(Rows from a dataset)
* BEGIN *

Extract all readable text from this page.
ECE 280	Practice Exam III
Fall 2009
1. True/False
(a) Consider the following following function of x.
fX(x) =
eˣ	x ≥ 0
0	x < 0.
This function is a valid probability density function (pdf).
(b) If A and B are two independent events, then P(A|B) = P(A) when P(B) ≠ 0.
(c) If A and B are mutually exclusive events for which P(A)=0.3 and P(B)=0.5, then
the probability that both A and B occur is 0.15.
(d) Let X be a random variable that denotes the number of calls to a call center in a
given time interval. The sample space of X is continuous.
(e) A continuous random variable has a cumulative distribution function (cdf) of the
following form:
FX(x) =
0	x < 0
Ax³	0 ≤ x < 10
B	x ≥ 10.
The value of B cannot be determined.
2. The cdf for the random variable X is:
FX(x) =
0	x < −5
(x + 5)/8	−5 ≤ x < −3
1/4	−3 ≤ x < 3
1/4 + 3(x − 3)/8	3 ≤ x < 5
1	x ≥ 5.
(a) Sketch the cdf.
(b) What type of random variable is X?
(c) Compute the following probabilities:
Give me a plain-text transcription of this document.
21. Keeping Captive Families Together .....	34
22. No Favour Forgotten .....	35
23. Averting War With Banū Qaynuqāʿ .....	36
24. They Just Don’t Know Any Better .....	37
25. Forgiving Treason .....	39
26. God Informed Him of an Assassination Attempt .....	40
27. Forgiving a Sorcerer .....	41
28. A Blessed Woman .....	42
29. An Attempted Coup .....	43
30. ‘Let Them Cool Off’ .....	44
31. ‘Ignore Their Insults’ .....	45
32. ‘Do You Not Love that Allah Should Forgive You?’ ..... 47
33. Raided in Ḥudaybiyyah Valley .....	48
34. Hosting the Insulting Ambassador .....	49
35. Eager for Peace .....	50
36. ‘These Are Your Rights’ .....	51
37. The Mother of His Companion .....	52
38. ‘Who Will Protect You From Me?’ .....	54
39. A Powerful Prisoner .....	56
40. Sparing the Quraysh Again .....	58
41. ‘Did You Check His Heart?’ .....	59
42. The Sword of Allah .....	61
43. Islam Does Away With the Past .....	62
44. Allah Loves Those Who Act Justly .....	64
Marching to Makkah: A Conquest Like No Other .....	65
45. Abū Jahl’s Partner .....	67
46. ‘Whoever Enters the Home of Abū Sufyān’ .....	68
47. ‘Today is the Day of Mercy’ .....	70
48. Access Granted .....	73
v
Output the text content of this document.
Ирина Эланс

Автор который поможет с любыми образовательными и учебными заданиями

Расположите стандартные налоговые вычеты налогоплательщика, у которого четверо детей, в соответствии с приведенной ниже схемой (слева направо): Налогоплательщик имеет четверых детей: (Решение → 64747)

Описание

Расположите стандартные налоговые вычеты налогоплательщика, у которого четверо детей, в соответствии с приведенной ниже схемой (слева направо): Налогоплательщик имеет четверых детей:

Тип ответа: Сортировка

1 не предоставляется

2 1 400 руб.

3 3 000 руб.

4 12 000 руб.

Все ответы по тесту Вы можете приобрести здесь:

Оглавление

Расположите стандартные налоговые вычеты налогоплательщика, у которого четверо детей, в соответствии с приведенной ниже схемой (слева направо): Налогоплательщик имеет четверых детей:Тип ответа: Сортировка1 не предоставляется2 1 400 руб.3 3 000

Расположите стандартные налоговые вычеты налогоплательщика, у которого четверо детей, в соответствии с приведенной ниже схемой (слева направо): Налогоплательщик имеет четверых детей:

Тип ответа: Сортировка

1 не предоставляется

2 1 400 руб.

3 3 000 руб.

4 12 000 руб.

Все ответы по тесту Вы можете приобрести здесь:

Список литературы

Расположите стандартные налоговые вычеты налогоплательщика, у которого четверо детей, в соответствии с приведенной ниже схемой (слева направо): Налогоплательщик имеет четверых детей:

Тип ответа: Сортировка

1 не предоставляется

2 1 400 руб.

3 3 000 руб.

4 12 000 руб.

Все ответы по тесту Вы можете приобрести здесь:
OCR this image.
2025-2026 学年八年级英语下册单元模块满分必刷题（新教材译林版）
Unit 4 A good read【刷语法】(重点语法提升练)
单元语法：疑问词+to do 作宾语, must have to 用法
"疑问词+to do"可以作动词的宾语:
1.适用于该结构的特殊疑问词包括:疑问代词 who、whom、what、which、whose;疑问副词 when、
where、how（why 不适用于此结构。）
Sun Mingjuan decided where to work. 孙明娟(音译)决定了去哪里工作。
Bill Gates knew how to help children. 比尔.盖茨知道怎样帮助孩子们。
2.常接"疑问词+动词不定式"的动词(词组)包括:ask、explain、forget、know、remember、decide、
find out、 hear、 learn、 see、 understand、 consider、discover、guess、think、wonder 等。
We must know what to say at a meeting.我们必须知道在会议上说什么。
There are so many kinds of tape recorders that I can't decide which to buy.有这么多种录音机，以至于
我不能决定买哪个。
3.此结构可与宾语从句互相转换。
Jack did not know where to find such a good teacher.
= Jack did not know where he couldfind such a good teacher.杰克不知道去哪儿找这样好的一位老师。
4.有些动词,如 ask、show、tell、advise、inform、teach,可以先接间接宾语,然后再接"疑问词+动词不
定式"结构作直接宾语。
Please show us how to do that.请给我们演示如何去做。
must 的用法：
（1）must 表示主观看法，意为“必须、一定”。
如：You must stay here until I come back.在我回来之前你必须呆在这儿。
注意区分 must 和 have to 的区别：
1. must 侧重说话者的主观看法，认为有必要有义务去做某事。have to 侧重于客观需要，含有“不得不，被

* END *

### Aim of the task
Using the data above, return each line exactly as written.

### Expected answer
Extract all readable text from this page.
ECE 280	Practice Exam III
Fall 2009
1. True/False
(a) Consider the following following function of x.
fX(x) =
eˣ	x ≥ 0
0	x < 0.
This function is a valid probability density function (pdf).
(b) If A and B are two independent events, then P(A|B) = P(A) when P(B) ≠ 0.
(c) If A and B are mutually exclusive events for which P(A)=0.3 and P(B)=0.5, then
the probability that both A and B occur is 0.15.
(d) Let X be a random variable that denotes the number of calls to a call center in a
given time interval. The sample space of X is continuous.
(e) A continuous random variable has a cumulative distribution function (cdf) of the
following form:
FX(x) =
0	x < 0
Ax³	0 ≤ x < 10
B	x ≥ 10.
The value of B cannot be determined.
2. The cdf for the random variable X is:
FX(x) =
0	x < −5
(x + 5)/8	−5 ≤ x < −3
1/4	−3 ≤ x < 3
1/4 + 3(x − 3)/8	3 ≤ x < 5
1	x ≥ 5.
(a) Sketch the cdf.
(b) What type of random variable is X?
(c) Compute the following probabilities:
Give me a plain-text transcription of this document.
21. Keeping Captive Families Together .....	34
22. No Favour Forgotten .....	35
23. Averting War With Banū Qaynuqāʿ .....	36
24. They Just Don’t Know Any Better .....	37
25. Forgiving Treason .....	39
26. God Informed Him of an Assassination Attempt .....	40
27. Forgiving a Sorcerer .....	41
28. A Blessed Woman .....	42
29. An Attempted Coup .....	43
30. ‘Let Them Cool Off’ .....	44
31. ‘Ignore Their Insults’ .....	45
32. ‘Do You Not Love that Allah Should Forgive You?’ ..... 47
33. Raided in Ḥudaybiyyah Valley .....	48
34. Hosting the Insulting Ambassador .....	49
35. Eager for Peace .....	50
36. ‘These Are Your Rights’ .....	51
37. The Mother of His Companion .....	52
38. ‘Who Will Protect You From Me?’ .....	54
39. A Powerful Prisoner .....	56
40. Sparing the Quraysh Again .....	58
41. ‘Did You Check His Heart?’ .....	59
42. The Sword of Allah .....	61
43. Islam Does Away With the Past .....	62
44. Allah Loves Those Who Act Justly .....	64
Marching to Makkah: A Conquest Like No Other .....	65
45. Abū Jahl’s Partner .....	67
46. ‘Whoever Enters the Home of Abū Sufyān’ .....	68
47. ‘Today is the Day of Mercy’ .....	70
48. Access Granted .....	73
v
Output the text content of this document.
Ирина Эланс

Автор который поможет с любыми образовательными и учебными заданиями

Расположите стандартные налоговые вычеты налогоплательщика, у которого четверо детей, в соответствии с приведенной ниже схемой (слева направо): Налогоплательщик имеет четверых детей: (Решение → 64747)

Описание

Расположите стандартные налоговые вычеты налогоплательщика, у которого четверо детей, в соответствии с приведенной ниже схемой (слева направо): Налогоплательщик имеет четверых детей:

Тип ответа: Сортировка

1 не предоставляется

2 1 400 руб.

3 3 000 руб.

4 12 000 руб.

Все ответы по тесту Вы можете приобрести здесь:

Оглавление

Расположите стандартные налоговые вычеты налогоплательщика, у которого четверо детей, в соответствии с приведенной ниже схемой (слева направо): Налогоплательщик имеет четверых детей:Тип ответа: Сортировка1 не предоставляется2 1 400 руб.3 3 000

Расположите стандартные налоговые вычеты налогоплательщика, у которого четверо детей, в соответствии с приведенной ниже схемой (слева направо): Налогоплательщик имеет четверых детей:

Тип ответа: Сортировка

1 не предоставляется

2 1 400 руб.

3 3 000 руб.

4 12 000 руб.

Все ответы по тесту Вы можете приобрести здесь:

Список литературы

Расположите стандартные налоговые вычеты налогоплательщика, у которого четверо детей, в соответствии с приведенной ниже схемой (слева направо): Налогоплательщик имеет четверых детей:

Тип ответа: Сортировка

1 не предоставляется

2 1 400 руб.

3 3 000 руб.

4 12 000 руб.

Все ответы по тесту Вы можете приобрести здесь:
OCR this image.
2025-2026 学年八年级英语下册单元模块满分必刷题（新教材译林版）
Unit 4 A good read【刷语法】(重点语法提升练)
单元语法：疑问词+to do 作宾语, must have to 用法
"疑问词+to do"可以作动词的宾语:
1.适用于该结构的特殊疑问词包括:疑问代词 who、whom、what、which、whose;疑问副词 when、
where、how（why 不适用于此结构。）
Sun Mingjuan decided where to work. 孙明娟(音译)决定了去哪里工作。
Bill Gates knew how to help children. 比尔.盖茨知道怎样帮助孩子们。
2.常接"疑问词+动词不定式"的动词(词组)包括:ask、explain、forget、know、remember、decide、
find out、 hear、 learn、 see、 understand、 consider、discover、guess、think、wonder 等。
We must know what to say at a meeting.我们必须知道在会议上说什么。
There are so many kinds of tape recorders that I can't decide which to buy.有这么多种录音机，以至于
我不能决定买哪个。
3.此结构可与宾语从句互相转换。
Jack did not know where to find such a good teacher.
= Jack did not know where he couldfind such a good teacher.杰克不知道去哪儿找这样好的一位老师。
4.有些动词,如 ask、show、tell、advise、inform、teach,可以先接间接宾语,然后再接"疑问词+动词不
定式"结构作直接宾语。
Please show us how to do that.请给我们演示如何去做。
must 的用法：
（1）must 表示主观看法，意为“必须、一定”。
如：You must stay here until I come back.在我回来之前你必须呆在这儿。
注意区分 must 和 have to 的区别：
1. must 侧重说话者的主观看法，认为有必要有义务去做某事。have to 侧重于客观需要，含有“不得不，被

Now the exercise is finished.